Tugas Anda: Lanjutkan berita tentang penahanan Bupati Sukoharjo oleh KPK, mulai tepat setelah kalimat terakhirnya.

Radar Pasuruan - Komisi Pemberantasan Korupsi (KPK) resmi menahan Bupati Sukoharjo, Etik Suryani, pada Sabtu (11/7) dini hari setelah sebelumnya terjaring dalam Operasi Tangkap Tangan (OTT) yang dilakukan di Jawa Tengah pada Kamis (9/7) malam.
Usai menjalani pemeriksaan intensif di Gedung Merah Putih KPK, Etik terlihat mengenakan rompi tahanan berwarna oranye sebagai tanda telah berstatus tersangka. Selain Etik, KPK juga menahan Richard Tri Handoko dan Tri Mulyo.
Ketiganya kemudian dibawa menuju mobil tahanan sekitar pukul 02.39 WIB untuk menjalani proses hukum lebih lanjut.
Hingga saat ini, KPK belum mengungkap secara rinci konstruksi perkara yang menjadi dasar penetapan Etik Suryani sebagai tersangka. Penjelasan lengkap mengenai dugaan tindak pidana tersebut masih menunggu keterangan resmi dari lembaga antirasuah.
Juru Bicara KPK Budi Prasetyo menjelaskan, dalam operasi tangkap tangan yang dilakukan di wilayah Jawa Tengah, tim KPK mengamankan total 18 orang dari sejumlah lokasi di Wonogiri, Solo, dan Sukoharjo.
"Tim melakukan pemeriksaan awal terhadap sejumlah 18 orang di Polresta Surakarta," kata Budi Prasetyo di Gedung Merah Putih KPK, Jakarta, Jumat (10/7).
Dari jumlah tersebut, sembilan orang kemudian dibawa ke Gedung Merah Putih KPK untuk menjalani pemeriksaan lanjutan, termasuk Bupati Sukoharjo Etik Suryani.

Data sumber:
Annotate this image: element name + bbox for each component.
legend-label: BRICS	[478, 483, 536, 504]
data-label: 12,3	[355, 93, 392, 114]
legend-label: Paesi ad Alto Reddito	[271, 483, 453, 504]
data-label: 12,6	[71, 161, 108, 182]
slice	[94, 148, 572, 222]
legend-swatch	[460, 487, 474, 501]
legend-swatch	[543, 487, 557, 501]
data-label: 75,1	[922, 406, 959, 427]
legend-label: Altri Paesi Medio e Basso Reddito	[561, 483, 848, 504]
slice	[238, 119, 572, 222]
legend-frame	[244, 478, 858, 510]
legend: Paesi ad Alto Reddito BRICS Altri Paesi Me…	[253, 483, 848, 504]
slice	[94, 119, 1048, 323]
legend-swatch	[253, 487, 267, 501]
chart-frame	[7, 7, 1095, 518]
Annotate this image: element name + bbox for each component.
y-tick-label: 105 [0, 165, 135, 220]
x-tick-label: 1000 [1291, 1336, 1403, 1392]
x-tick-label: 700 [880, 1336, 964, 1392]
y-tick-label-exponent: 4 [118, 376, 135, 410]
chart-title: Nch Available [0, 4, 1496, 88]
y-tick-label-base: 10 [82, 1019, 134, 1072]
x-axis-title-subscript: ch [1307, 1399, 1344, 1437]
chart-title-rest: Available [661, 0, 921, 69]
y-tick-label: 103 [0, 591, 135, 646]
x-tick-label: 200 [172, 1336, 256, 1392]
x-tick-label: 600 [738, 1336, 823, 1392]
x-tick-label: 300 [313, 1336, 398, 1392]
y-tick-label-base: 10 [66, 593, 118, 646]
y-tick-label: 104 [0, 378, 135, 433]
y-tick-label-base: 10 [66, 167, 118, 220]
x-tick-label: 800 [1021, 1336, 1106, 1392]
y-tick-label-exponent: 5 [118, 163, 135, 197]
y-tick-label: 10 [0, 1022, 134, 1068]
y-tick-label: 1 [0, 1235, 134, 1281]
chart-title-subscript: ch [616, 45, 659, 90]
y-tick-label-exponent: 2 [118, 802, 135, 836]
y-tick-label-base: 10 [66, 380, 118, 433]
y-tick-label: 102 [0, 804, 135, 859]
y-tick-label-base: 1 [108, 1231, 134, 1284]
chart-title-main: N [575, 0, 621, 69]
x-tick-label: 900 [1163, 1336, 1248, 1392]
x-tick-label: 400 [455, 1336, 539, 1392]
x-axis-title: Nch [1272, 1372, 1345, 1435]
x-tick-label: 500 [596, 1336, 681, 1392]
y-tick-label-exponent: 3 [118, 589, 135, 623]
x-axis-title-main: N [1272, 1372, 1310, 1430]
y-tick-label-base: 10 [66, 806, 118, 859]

Jawaban yang Diharapkan:
KPK menyebut operasi tangkap tangan tersebut berkaitan dengan dugaan tindak pidana pemerasan di lingkungan Pemerintah Kabupaten (Pemkab) Sukoharjo.
"Adapun perkara ini diduga terkait dengan dugaan tindak pemerasan yang dilakukan oleh Bupati," ujar Budi Prasetyo.
Selain mengamankan sejumlah pihak, penyidik KPK juga menyita berbagai barang bukti berupa logam mulia, uang tunai dalam mata uang rupiah, serta sejumlah valuta asing.
"Tim juga mengamankan barang bukti di antaranya dalam bentuk logam mulia, kemudian uang tunai, baik rupiah maupun valas, ada dolar Australia, kemudian juga ada dolar Singapura. Totalnya mencapai miliaran rupiah," ungkap Budi Prasetyo.
Penyidikan terhadap perkara tersebut masih terus berlangsung. KPK diperkirakan akan menyampaikan kronologi lengkap, konstruksi perkara, serta peran masing-masing tersangka dalam konferensi pers resmi setelah seluruh proses pemeriksaan awal selesai dilakukan.